§ Stated task
Read through the entries below and return each line with the word "color".

§ The records
**********

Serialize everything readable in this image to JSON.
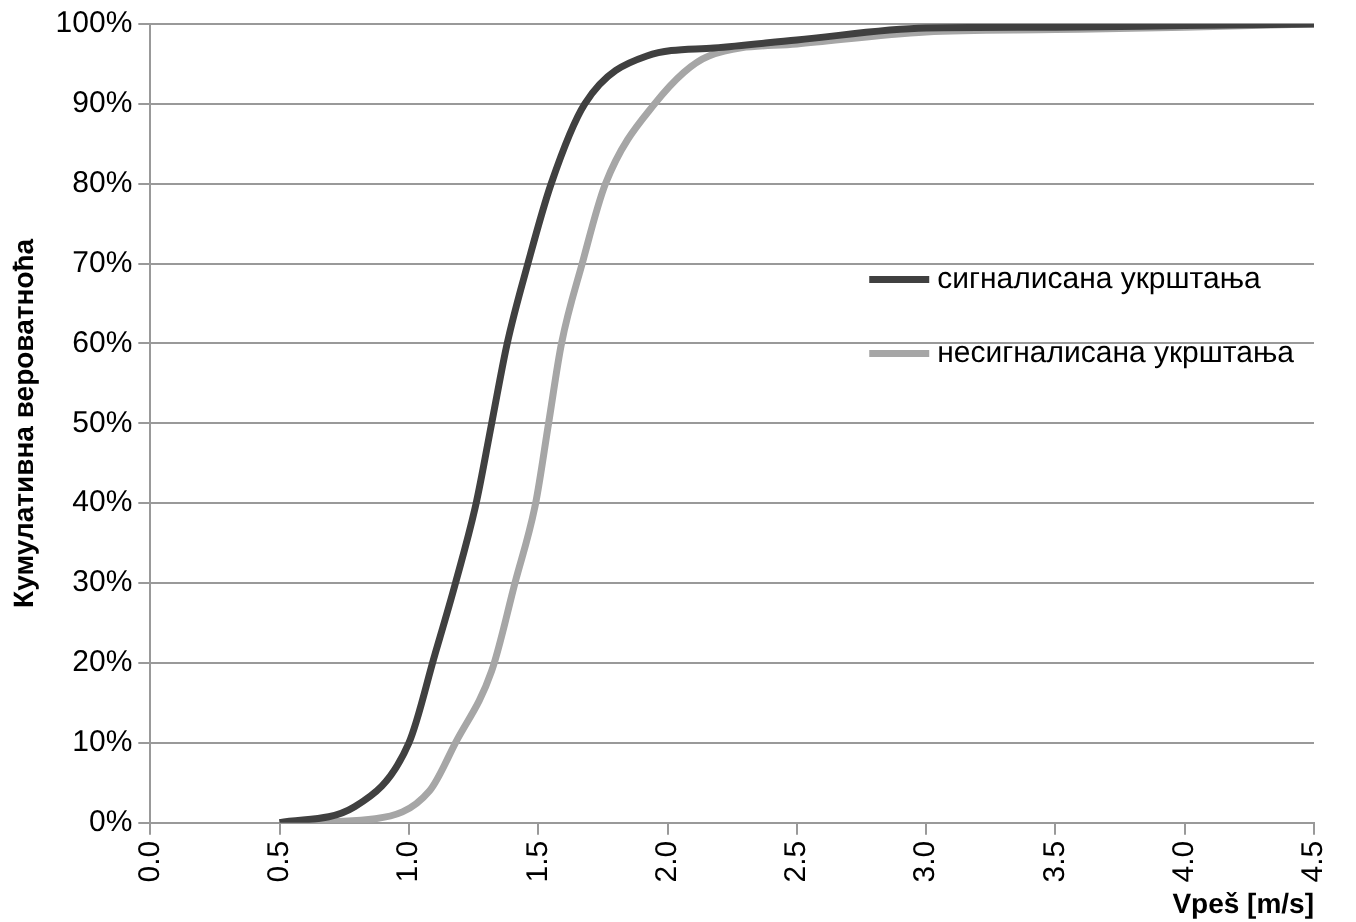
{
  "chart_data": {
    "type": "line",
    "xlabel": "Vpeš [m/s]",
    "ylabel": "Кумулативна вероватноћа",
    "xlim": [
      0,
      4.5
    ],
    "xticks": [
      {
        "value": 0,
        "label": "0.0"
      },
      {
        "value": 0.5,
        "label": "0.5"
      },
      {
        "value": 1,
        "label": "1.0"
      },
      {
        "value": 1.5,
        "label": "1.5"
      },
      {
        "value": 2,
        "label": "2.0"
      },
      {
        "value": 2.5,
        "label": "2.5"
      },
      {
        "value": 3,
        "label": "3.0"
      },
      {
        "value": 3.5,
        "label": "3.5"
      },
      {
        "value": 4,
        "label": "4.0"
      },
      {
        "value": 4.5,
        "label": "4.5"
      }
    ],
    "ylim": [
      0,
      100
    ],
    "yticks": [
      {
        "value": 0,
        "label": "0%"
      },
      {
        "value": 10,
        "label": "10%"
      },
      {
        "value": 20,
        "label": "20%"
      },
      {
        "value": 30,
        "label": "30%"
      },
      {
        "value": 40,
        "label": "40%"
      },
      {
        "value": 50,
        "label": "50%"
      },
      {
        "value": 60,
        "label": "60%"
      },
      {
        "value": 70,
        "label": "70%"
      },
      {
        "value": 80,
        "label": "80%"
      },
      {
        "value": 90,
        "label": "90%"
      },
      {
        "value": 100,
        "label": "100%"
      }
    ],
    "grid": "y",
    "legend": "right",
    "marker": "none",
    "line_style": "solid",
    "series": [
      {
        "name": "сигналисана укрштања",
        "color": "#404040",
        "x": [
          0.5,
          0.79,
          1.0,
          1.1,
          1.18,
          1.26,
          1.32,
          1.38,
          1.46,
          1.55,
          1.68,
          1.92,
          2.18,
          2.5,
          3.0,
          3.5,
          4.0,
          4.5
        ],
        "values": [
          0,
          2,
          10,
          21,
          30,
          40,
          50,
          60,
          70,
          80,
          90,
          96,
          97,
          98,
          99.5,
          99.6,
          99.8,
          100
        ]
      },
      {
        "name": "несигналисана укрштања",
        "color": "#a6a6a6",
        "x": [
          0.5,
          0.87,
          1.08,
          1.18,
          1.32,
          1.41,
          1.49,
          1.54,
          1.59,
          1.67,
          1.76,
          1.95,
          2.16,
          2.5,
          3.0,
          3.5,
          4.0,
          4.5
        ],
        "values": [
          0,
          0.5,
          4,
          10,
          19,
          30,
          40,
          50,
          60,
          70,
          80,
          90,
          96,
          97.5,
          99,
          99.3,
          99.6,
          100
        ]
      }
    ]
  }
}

**********

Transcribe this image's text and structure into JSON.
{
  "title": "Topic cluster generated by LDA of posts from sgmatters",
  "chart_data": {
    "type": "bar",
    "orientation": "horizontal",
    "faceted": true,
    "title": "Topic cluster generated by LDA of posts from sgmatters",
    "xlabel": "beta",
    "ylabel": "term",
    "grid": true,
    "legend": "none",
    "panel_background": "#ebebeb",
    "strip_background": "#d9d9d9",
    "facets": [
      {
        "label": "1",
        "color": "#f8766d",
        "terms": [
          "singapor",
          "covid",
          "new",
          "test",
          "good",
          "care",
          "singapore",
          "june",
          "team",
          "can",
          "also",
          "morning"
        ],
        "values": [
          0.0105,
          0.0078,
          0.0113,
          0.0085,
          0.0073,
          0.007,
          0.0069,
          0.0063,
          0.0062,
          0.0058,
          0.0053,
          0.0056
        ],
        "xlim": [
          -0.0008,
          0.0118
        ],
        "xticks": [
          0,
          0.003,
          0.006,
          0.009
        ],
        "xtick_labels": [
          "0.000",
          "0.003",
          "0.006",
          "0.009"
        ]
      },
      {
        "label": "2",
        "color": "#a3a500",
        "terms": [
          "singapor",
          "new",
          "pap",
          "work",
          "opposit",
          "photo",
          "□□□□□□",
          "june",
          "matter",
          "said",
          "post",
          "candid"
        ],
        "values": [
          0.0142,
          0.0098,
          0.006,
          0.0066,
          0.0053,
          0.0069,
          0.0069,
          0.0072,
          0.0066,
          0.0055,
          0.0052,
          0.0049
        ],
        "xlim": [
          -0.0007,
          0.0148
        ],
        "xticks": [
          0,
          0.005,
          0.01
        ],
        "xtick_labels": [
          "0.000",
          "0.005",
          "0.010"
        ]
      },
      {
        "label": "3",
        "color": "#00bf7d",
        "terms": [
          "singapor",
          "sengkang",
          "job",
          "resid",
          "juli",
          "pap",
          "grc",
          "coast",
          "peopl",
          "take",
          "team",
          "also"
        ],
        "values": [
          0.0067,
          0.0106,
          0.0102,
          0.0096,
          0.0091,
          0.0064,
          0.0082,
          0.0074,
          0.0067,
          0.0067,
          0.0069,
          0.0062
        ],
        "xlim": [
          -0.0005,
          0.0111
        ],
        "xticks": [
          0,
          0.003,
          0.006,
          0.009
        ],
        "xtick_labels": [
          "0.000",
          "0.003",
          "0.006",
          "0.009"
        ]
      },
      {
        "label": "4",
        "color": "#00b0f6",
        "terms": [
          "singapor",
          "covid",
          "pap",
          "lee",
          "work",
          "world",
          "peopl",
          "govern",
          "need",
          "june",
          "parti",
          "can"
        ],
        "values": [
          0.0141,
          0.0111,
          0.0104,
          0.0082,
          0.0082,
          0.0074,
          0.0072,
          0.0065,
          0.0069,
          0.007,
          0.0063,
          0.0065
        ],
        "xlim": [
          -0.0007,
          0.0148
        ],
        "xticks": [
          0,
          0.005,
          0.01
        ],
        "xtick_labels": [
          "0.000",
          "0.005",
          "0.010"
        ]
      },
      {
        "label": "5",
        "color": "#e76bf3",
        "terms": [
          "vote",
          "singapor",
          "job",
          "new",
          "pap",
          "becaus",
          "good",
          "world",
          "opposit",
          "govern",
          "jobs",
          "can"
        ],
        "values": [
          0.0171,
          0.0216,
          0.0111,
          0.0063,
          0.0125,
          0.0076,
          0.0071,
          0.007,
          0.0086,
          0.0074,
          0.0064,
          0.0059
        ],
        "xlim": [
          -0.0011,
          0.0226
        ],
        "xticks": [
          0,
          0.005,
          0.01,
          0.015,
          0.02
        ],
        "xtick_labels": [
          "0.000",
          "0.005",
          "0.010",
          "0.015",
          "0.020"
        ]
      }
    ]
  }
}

**********

§ The result
        "color": "#404040",
        "color": "#a6a6a6",
        "color": "#f8766d",
        "color": "#a3a500",
        "color": "#00bf7d",
        "color": "#00b0f6",
        "color": "#e76bf3",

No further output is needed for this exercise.